___ Record set ___

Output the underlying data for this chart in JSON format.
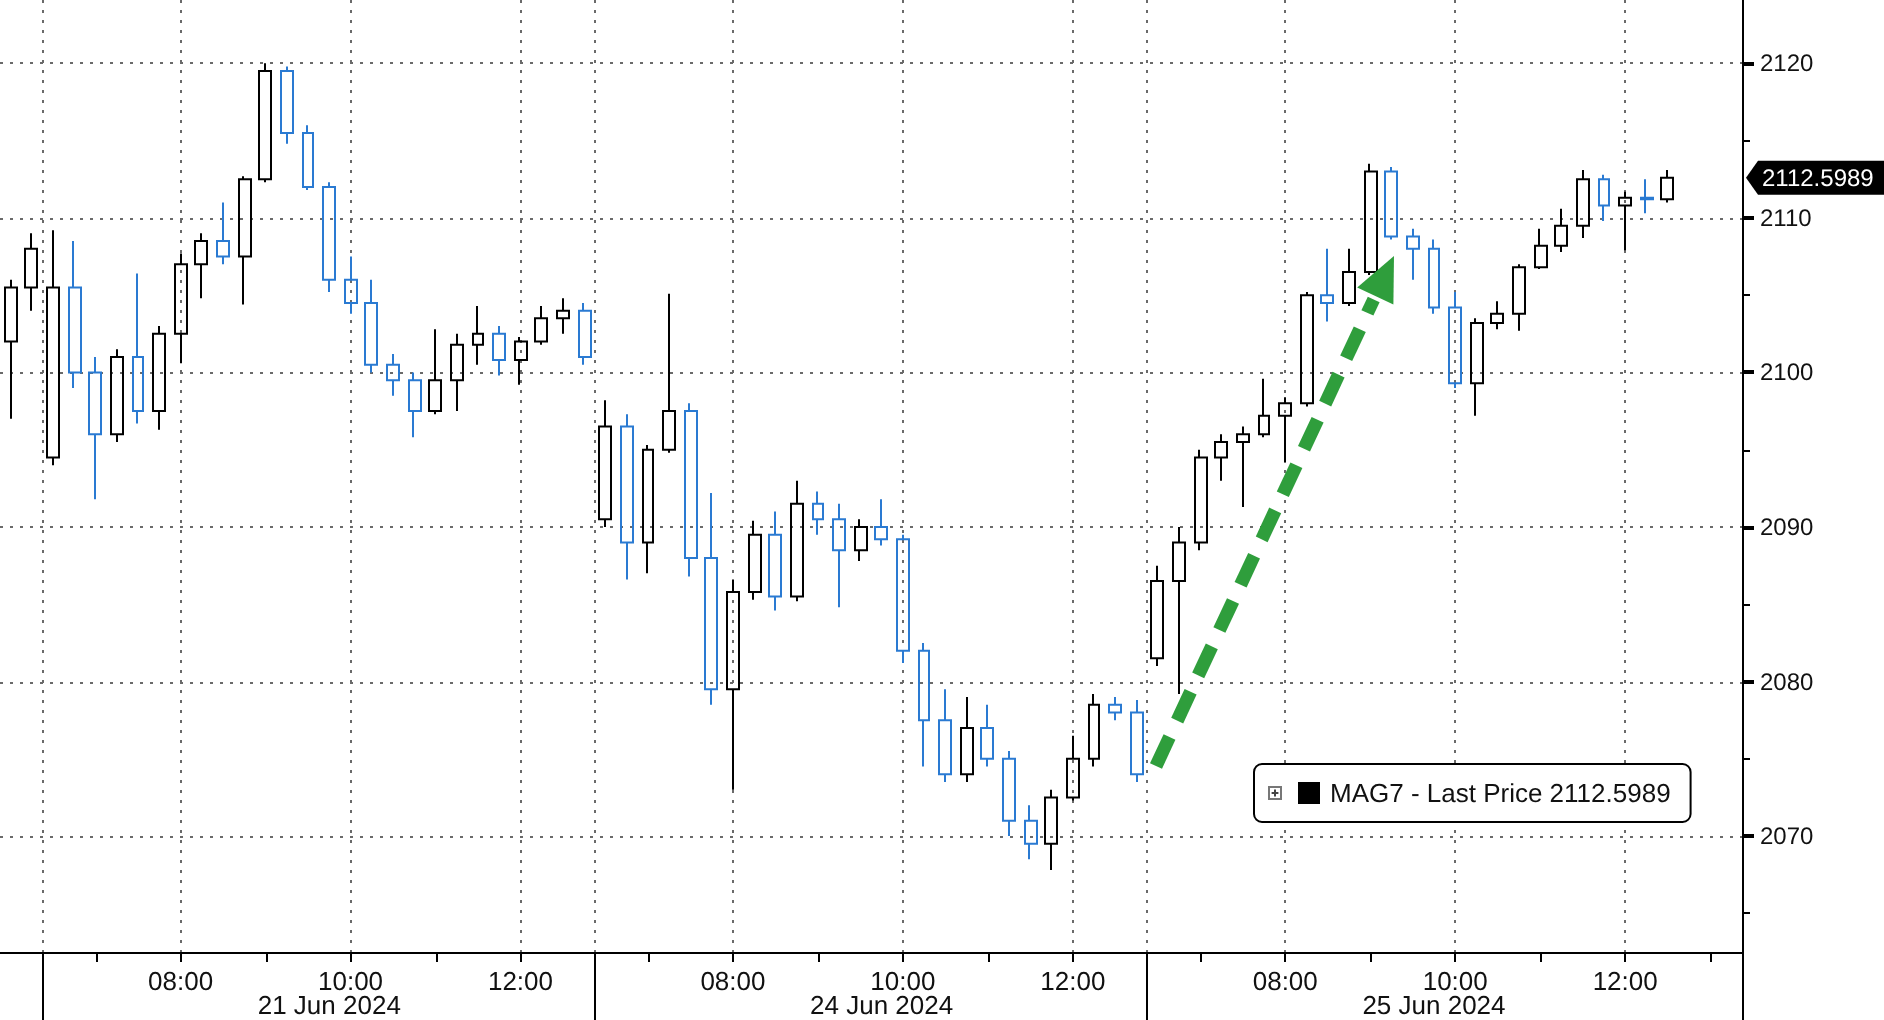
{
  "chart_data": {
    "type": "candlestick",
    "categories": [
      null,
      null,
      null,
      null,
      null,
      null,
      null,
      null,
      "08:00",
      null,
      null,
      null,
      null,
      null,
      null,
      null,
      "10:00",
      null,
      null,
      null,
      null,
      null,
      null,
      null,
      "12:00",
      null,
      null,
      null,
      null,
      null,
      null,
      null,
      null,
      null,
      "08:00",
      null,
      null,
      null,
      null,
      null,
      null,
      null,
      "10:00",
      null,
      null,
      null,
      null,
      null,
      null,
      null,
      "12:00",
      null,
      null,
      null,
      null,
      null,
      null,
      null,
      null,
      null,
      "08:00",
      null,
      null,
      null,
      null,
      null,
      null,
      null,
      "10:00",
      null,
      null,
      null,
      null,
      null,
      null,
      null,
      "12:00",
      null,
      null,
      null,
      null,
      null
    ],
    "series": [
      {
        "name": "MAG7 - Last Price 2112.5989",
        "color": "#000000",
        "ohlc": [
          [
            2102,
            2106,
            2097,
            2105.5
          ],
          [
            2105.5,
            2109,
            2104,
            2108
          ],
          [
            2094.5,
            2109.2,
            2094,
            2105.5
          ],
          [
            2105.5,
            2108.5,
            2099,
            2100
          ],
          [
            2100,
            2101,
            2091.8,
            2096
          ],
          [
            2096,
            2101.5,
            2095.5,
            2101
          ],
          [
            2101,
            2106.4,
            2096.7,
            2097.5
          ],
          [
            2097.5,
            2103,
            2096.3,
            2102.5
          ],
          [
            2102.5,
            2107.7,
            2100.6,
            2107
          ],
          [
            2107,
            2109,
            2104.8,
            2108.5
          ],
          [
            2108.5,
            2111,
            2107,
            2107.5
          ],
          [
            2107.5,
            2112.7,
            2104.4,
            2112.5
          ],
          [
            2112.5,
            2120,
            2112.3,
            2119.5
          ],
          [
            2119.5,
            2119.8,
            2114.8,
            2115.5
          ],
          [
            2115.5,
            2116,
            2111.8,
            2112
          ],
          [
            2112,
            2112.3,
            2105.2,
            2106
          ],
          [
            2106,
            2107.5,
            2103.8,
            2104.5
          ],
          [
            2104.5,
            2106,
            2100,
            2100.5
          ],
          [
            2100.5,
            2101.2,
            2098.5,
            2099.5
          ],
          [
            2099.5,
            2100,
            2095.8,
            2097.5
          ],
          [
            2097.5,
            2102.8,
            2097.3,
            2099.5
          ],
          [
            2099.5,
            2102.5,
            2097.5,
            2101.8
          ],
          [
            2101.8,
            2104.3,
            2100.5,
            2102.5
          ],
          [
            2102.5,
            2103,
            2099.8,
            2100.8
          ],
          [
            2100.8,
            2102.3,
            2099.2,
            2102
          ],
          [
            2102,
            2104.3,
            2101.8,
            2103.5
          ],
          [
            2103.5,
            2104.8,
            2102.5,
            2104
          ],
          [
            2104,
            2104.5,
            2100.5,
            2101
          ],
          [
            2090.5,
            2098.2,
            2090,
            2096.5
          ],
          [
            2096.5,
            2097.3,
            2086.6,
            2089
          ],
          [
            2089,
            2095.3,
            2087,
            2095
          ],
          [
            2095,
            2105.1,
            2094.8,
            2097.5
          ],
          [
            2097.5,
            2098,
            2086.8,
            2088
          ],
          [
            2088,
            2092.2,
            2078.5,
            2079.5
          ],
          [
            2079.5,
            2086.6,
            2073,
            2085.8
          ],
          [
            2085.8,
            2090.4,
            2085.3,
            2089.5
          ],
          [
            2089.5,
            2091,
            2084.6,
            2085.5
          ],
          [
            2085.5,
            2093,
            2085.2,
            2091.5
          ],
          [
            2091.5,
            2092.3,
            2089.5,
            2090.5
          ],
          [
            2090.5,
            2091.5,
            2084.8,
            2088.5
          ],
          [
            2088.5,
            2090.5,
            2087.8,
            2090
          ],
          [
            2090,
            2091.8,
            2088.8,
            2089.2
          ],
          [
            2089.2,
            2089.5,
            2081.2,
            2082
          ],
          [
            2082,
            2082.5,
            2074.5,
            2077.5
          ],
          [
            2077.5,
            2079.5,
            2073.5,
            2074
          ],
          [
            2074,
            2079,
            2073.5,
            2077
          ],
          [
            2077,
            2078.5,
            2074.5,
            2075
          ],
          [
            2075,
            2075.5,
            2070,
            2071
          ],
          [
            2071,
            2072,
            2068.5,
            2069.5
          ],
          [
            2069.5,
            2073,
            2067.8,
            2072.5
          ],
          [
            2072.5,
            2076.5,
            2072.3,
            2075
          ],
          [
            2075,
            2079.2,
            2074.5,
            2078.5
          ],
          [
            2078.5,
            2079,
            2077.5,
            2078
          ],
          [
            2078,
            2078.8,
            2073.5,
            2074
          ],
          [
            2081.5,
            2087.5,
            2081,
            2086.5
          ],
          [
            2086.5,
            2090,
            2079.2,
            2089
          ],
          [
            2089,
            2095,
            2088.5,
            2094.5
          ],
          [
            2094.5,
            2096,
            2093,
            2095.5
          ],
          [
            2095.5,
            2096.5,
            2091.3,
            2096
          ],
          [
            2096,
            2099.6,
            2095.8,
            2097.2
          ],
          [
            2097.2,
            2098.4,
            2094.2,
            2098
          ],
          [
            2098,
            2105.2,
            2097.8,
            2105
          ],
          [
            2105,
            2108,
            2103.3,
            2104.5
          ],
          [
            2104.5,
            2108,
            2104.3,
            2106.5
          ],
          [
            2106.5,
            2113.5,
            2106.3,
            2113
          ],
          [
            2113,
            2113.3,
            2108.6,
            2108.8
          ],
          [
            2108.8,
            2109.3,
            2106,
            2108
          ],
          [
            2108,
            2108.6,
            2103.8,
            2104.2
          ],
          [
            2104.2,
            2105.2,
            2099,
            2099.3
          ],
          [
            2099.3,
            2103.5,
            2097.2,
            2103.2
          ],
          [
            2103.2,
            2104.6,
            2102.8,
            2103.8
          ],
          [
            2103.8,
            2107,
            2102.7,
            2106.8
          ],
          [
            2106.8,
            2109.3,
            2106.7,
            2108.2
          ],
          [
            2108.2,
            2110.6,
            2107.8,
            2109.5
          ],
          [
            2109.5,
            2113.1,
            2108.7,
            2112.5
          ],
          [
            2112.5,
            2112.8,
            2109.8,
            2110.8
          ],
          [
            2110.8,
            2111.7,
            2107.9,
            2111.3
          ],
          [
            2111.3,
            2112.5,
            2110.3,
            2111.2
          ],
          [
            2111.2,
            2113.1,
            2111,
            2112.5989
          ],
          null,
          null,
          null
        ],
        "colors": [
          "#000000",
          "#000000",
          "#000000",
          "#2a7ad2",
          "#2a7ad2",
          "#000000",
          "#2a7ad2",
          "#000000",
          "#000000",
          "#000000",
          "#2a7ad2",
          "#000000",
          "#000000",
          "#2a7ad2",
          "#2a7ad2",
          "#2a7ad2",
          "#2a7ad2",
          "#2a7ad2",
          "#2a7ad2",
          "#2a7ad2",
          "#000000",
          "#000000",
          "#000000",
          "#2a7ad2",
          "#000000",
          "#000000",
          "#000000",
          "#2a7ad2",
          "#000000",
          "#2a7ad2",
          "#000000",
          "#000000",
          "#2a7ad2",
          "#2a7ad2",
          "#000000",
          "#000000",
          "#2a7ad2",
          "#000000",
          "#2a7ad2",
          "#2a7ad2",
          "#000000",
          "#2a7ad2",
          "#2a7ad2",
          "#2a7ad2",
          "#2a7ad2",
          "#000000",
          "#2a7ad2",
          "#2a7ad2",
          "#2a7ad2",
          "#000000",
          "#000000",
          "#000000",
          "#2a7ad2",
          "#2a7ad2",
          "#000000",
          "#000000",
          "#000000",
          "#000000",
          "#000000",
          "#000000",
          "#000000",
          "#000000",
          "#2a7ad2",
          "#000000",
          "#000000",
          "#2a7ad2",
          "#2a7ad2",
          "#2a7ad2",
          "#2a7ad2",
          "#000000",
          "#000000",
          "#000000",
          "#000000",
          "#000000",
          "#000000",
          "#2a7ad2",
          "#000000",
          "#2a7ad2",
          "#000000",
          null,
          null,
          null
        ]
      }
    ],
    "ylim": [
      2062.5,
      2124.1
    ],
    "yticks": [
      {
        "value": 2065,
        "label": null
      },
      2070,
      {
        "value": 2075,
        "label": null
      },
      2080,
      {
        "value": 2085,
        "label": null
      },
      2090,
      {
        "value": 2095,
        "label": null
      },
      2100,
      {
        "value": 2105,
        "label": null
      },
      2110,
      {
        "value": 2115,
        "label": null
      },
      2120
    ],
    "grid": true,
    "legend": "bottom right",
    "annotations": [
      "21 Jun 2024",
      "24 Jun 2024",
      "25 Jun 2024",
      "2112.5989"
    ]
  }
}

___

Among the entries above, how many lines hold the string "value"? Give the number by itself.

6